### TASK BRIEF
Every entry must be duplicated precisely as written.

### DATASET EXCERPTS
● ● ● ● ●
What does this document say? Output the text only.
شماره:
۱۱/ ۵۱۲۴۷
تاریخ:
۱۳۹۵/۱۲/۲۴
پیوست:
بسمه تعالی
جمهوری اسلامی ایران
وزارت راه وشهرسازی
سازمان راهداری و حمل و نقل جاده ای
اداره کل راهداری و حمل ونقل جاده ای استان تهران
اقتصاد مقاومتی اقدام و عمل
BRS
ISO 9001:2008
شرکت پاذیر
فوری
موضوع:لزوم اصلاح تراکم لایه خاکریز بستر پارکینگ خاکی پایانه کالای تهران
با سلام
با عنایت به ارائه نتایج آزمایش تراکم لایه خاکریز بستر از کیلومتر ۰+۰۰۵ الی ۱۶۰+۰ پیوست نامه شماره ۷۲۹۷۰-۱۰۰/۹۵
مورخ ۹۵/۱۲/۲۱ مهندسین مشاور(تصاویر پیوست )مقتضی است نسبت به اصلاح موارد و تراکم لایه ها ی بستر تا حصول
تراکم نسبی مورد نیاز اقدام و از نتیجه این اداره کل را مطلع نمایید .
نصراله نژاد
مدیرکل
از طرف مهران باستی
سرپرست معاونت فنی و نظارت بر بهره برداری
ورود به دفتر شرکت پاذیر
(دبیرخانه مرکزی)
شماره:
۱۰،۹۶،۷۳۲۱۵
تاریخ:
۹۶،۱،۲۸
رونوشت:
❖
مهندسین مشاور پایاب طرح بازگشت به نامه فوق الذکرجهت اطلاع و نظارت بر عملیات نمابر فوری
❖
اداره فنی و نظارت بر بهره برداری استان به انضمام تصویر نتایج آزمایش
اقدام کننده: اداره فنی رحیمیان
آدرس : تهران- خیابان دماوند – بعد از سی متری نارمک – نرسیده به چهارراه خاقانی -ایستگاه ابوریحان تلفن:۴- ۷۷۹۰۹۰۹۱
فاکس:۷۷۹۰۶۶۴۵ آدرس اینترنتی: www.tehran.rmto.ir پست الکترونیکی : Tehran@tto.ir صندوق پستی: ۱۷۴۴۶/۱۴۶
● ● ● ● ●
### EXERCISE OUTPUT
What does this document say? Output the text only.
شماره:
۱۱/ ۵۱۲۴۷
تاریخ:
۱۳۹۵/۱۲/۲۴
پیوست:
بسمه تعالی
جمهوری اسلامی ایران
وزارت راه وشهرسازی
سازمان راهداری و حمل و نقل جاده ای
اداره کل راهداری و حمل ونقل جاده ای استان تهران
اقتصاد مقاومتی اقدام و عمل
BRS
ISO 9001:2008
شرکت پاذیر
فوری
موضوع:لزوم اصلاح تراکم لایه خاکریز بستر پارکینگ خاکی پایانه کالای تهران
با سلام
با عنایت به ارائه نتایج آزمایش تراکم لایه خاکریز بستر از کیلومتر ۰+۰۰۵ الی ۱۶۰+۰ پیوست نامه شماره ۷۲۹۷۰-۱۰۰/۹۵
مورخ ۹۵/۱۲/۲۱ مهندسین مشاور(تصاویر پیوست )مقتضی است نسبت به اصلاح موارد و تراکم لایه ها ی بستر تا حصول
تراکم نسبی مورد نیاز اقدام و از نتیجه این اداره کل را مطلع نمایید .
نصراله نژاد
مدیرکل
از طرف مهران باستی
سرپرست معاونت فنی و نظارت بر بهره برداری
ورود به دفتر شرکت پاذیر
(دبیرخانه مرکزی)
شماره:
۱۰،۹۶،۷۳۲۱۵
تاریخ:
۹۶،۱،۲۸
رونوشت:
❖
مهندسین مشاور پایاب طرح بازگشت به نامه فوق الذکرجهت اطلاع و نظارت بر عملیات نمابر فوری
❖
اداره فنی و نظارت بر بهره برداری استان به انضمام تصویر نتایج آزمایش
اقدام کننده: اداره فنی رحیمیان
آدرس : تهران- خیابان دماوند – بعد از سی متری نارمک – نرسیده به چهارراه خاقانی -ایستگاه ابوریحان تلفن:۴- ۷۷۹۰۹۰۹۱
فاکس:۷۷۹۰۶۶۴۵ آدرس اینترنتی: www.tehran.rmto.ir پست الکترونیکی : Tehran@tto.ir صندوق پستی: ۱۷۴۴۶/۱۴۶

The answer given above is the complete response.